Data entries
START

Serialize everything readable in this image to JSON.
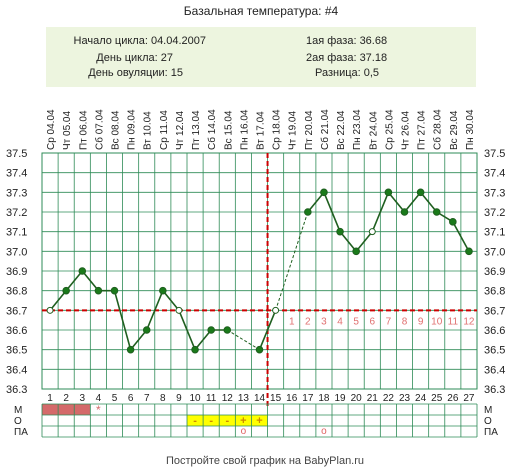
{
  "chart_data": {
    "type": "line",
    "title": "Базальная температура: #4",
    "info": {
      "left": [
        "Начало цикла: 04.04.2007",
        "День цикла: 27",
        "День овуляции: 15"
      ],
      "right": [
        "1ая фаза: 36.68",
        "2ая фаза: 37.18",
        "Разница: 0,5"
      ]
    },
    "x": [
      1,
      2,
      3,
      4,
      5,
      6,
      7,
      8,
      9,
      10,
      11,
      12,
      13,
      14,
      15,
      16,
      17,
      18,
      19,
      20,
      21,
      22,
      23,
      24,
      25,
      26,
      27
    ],
    "dates": [
      "Ср 04.04",
      "Чт 05.04",
      "Пт 06.04",
      "Сб 07.04",
      "Вс 08.04",
      "Пн 09.04",
      "Вт 10.04",
      "Ср 11.04",
      "Чт 12.04",
      "Пт 13.04",
      "Сб 14.04",
      "Вс 15.04",
      "Пн 16.04",
      "Вт 17.04",
      "Ср 18.04",
      "Чт 19.04",
      "Пт 20.04",
      "Сб 21.04",
      "Вс 22.04",
      "Пн 23.04",
      "Вт 24.04",
      "Ср 25.04",
      "Чт 26.04",
      "Пт 27.04",
      "Сб 28.04",
      "Вс 29.04",
      "Пн 30.04"
    ],
    "y_ticks": [
      "36.3",
      "36.4",
      "36.5",
      "36.6",
      "36.7",
      "36.8",
      "36.9",
      "37.0",
      "37.1",
      "37.2",
      "37.3",
      "37.4",
      "37.5"
    ],
    "ylim": [
      36.3,
      37.5
    ],
    "series": [
      {
        "values": [
          36.7,
          36.8,
          36.9,
          36.8,
          36.8,
          36.5,
          36.6,
          36.8,
          36.7,
          36.5,
          36.6,
          36.6,
          null,
          36.5,
          36.7,
          null,
          37.2,
          37.3,
          37.1,
          37.0,
          37.1,
          37.3,
          37.2,
          37.3,
          37.2,
          37.15,
          37.0
        ]
      }
    ],
    "open_points": [
      1,
      9,
      15,
      21
    ],
    "cover_line": 36.7,
    "ovulation_day": 15,
    "phase2_labels": [
      "1",
      "2",
      "3",
      "4",
      "5",
      "6",
      "7",
      "8",
      "9",
      "10",
      "11",
      "12"
    ],
    "moon_day": 18,
    "row_labels": [
      "М",
      "О",
      "ПА"
    ],
    "m_marks": {
      "bar_days": [
        1,
        2,
        3
      ],
      "star_day": 4,
      "star": "*"
    },
    "o_marks": [
      {
        "day": 10,
        "text": "-"
      },
      {
        "day": 11,
        "text": "-"
      },
      {
        "day": 12,
        "text": "-"
      },
      {
        "day": 13,
        "text": "+"
      },
      {
        "day": 14,
        "text": "+"
      }
    ],
    "pa_marks": [
      {
        "day": 13,
        "text": "o"
      },
      {
        "day": 18,
        "text": "o"
      }
    ],
    "colors": {
      "line": "#1f5f1f",
      "dot": "#1a7a1a",
      "cover": "#cc0000",
      "grid": "#2e8b57",
      "info_bg": "#edf5df",
      "menses": "#d46a6a",
      "o_bg": "#ffff00",
      "pa_mark": "#e06060",
      "phase_label": "#e07070"
    },
    "footer": "Постройте свой график на BabyPlan.ru"
  }
}
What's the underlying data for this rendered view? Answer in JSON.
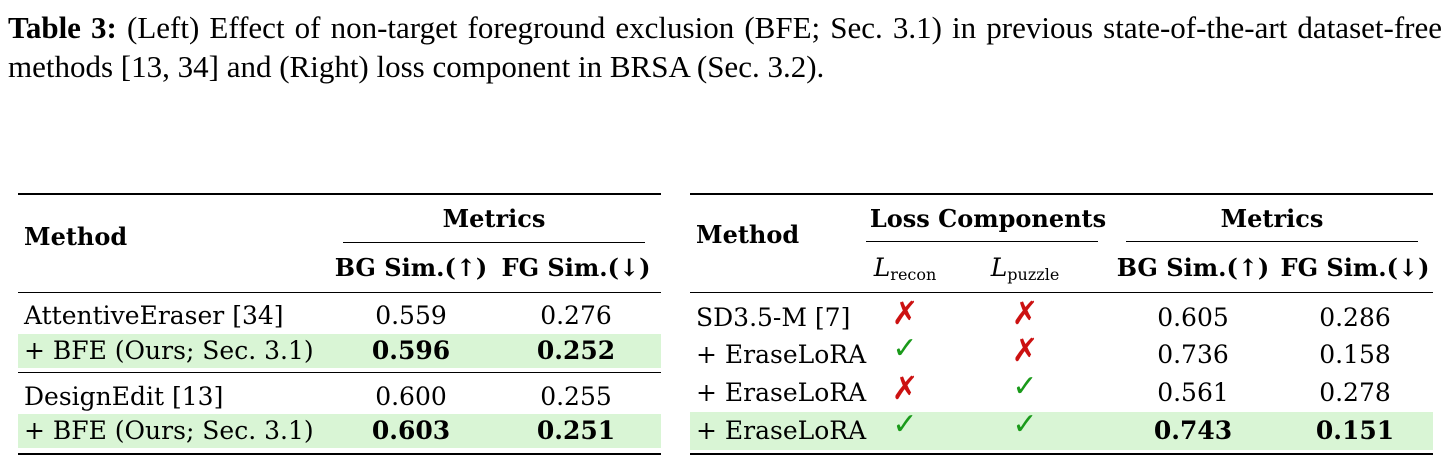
{
  "caption": {
    "label": "Table 3:",
    "text": " (Left) Effect of non-target foreground exclusion (BFE; Sec. 3.1) in previous state-of-the-art dataset-free methods [13, 34] and (Right) loss component in BRSA (Sec. 3.2)."
  },
  "left_table": {
    "method_header": "Method",
    "metrics_header": "Metrics",
    "col_bg": "BG Sim.(↑)",
    "col_fg": "FG Sim.(↓)",
    "rows": [
      {
        "method": "AttentiveEraser [34]",
        "bg": "0.559",
        "fg": "0.276"
      },
      {
        "method": "+ BFE (Ours; Sec. 3.1)",
        "bg": "0.596",
        "fg": "0.252"
      },
      {
        "method": "DesignEdit [13]",
        "bg": "0.600",
        "fg": "0.255"
      },
      {
        "method": "+ BFE (Ours; Sec. 3.1)",
        "bg": "0.603",
        "fg": "0.251"
      }
    ]
  },
  "right_table": {
    "method_header": "Method",
    "loss_header": "Loss Components",
    "metrics_header": "Metrics",
    "loss_recon_main": "L",
    "loss_recon_sub": "recon",
    "loss_puzzle_main": "L",
    "loss_puzzle_sub": "puzzle",
    "col_bg": "BG Sim.(↑)",
    "col_fg": "FG Sim.(↓)",
    "rows": [
      {
        "method": "SD3.5-M [7]",
        "recon": "✗",
        "puzzle": "✗",
        "bg": "0.605",
        "fg": "0.286"
      },
      {
        "method": "+ EraseLoRA",
        "recon": "✓",
        "puzzle": "✗",
        "bg": "0.736",
        "fg": "0.158"
      },
      {
        "method": "+ EraseLoRA",
        "recon": "✗",
        "puzzle": "✓",
        "bg": "0.561",
        "fg": "0.278"
      },
      {
        "method": "+ EraseLoRA",
        "recon": "✓",
        "puzzle": "✓",
        "bg": "0.743",
        "fg": "0.151"
      }
    ]
  },
  "colors": {
    "highlight": "#d9f5d5",
    "cross": "#cc1111",
    "check": "#1a9a1a"
  }
}
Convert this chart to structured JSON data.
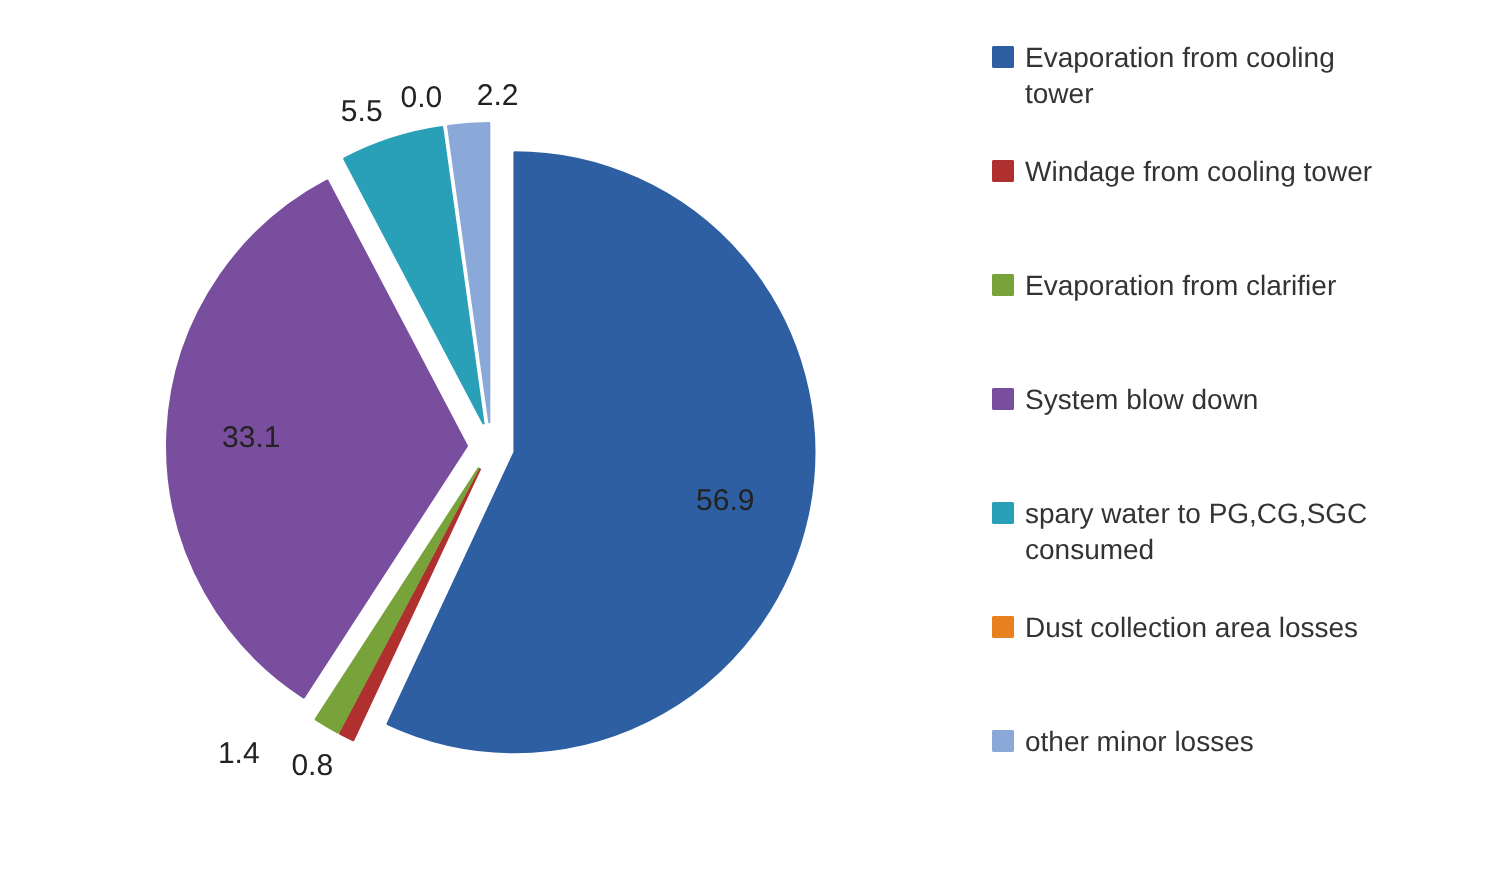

END

Problem details ▸ Identify every line above with the string "цикла" in it. Copy those lines.

Output for this task ▸
        "Начало цикла: 04.04.2007",
        "День цикла: 27",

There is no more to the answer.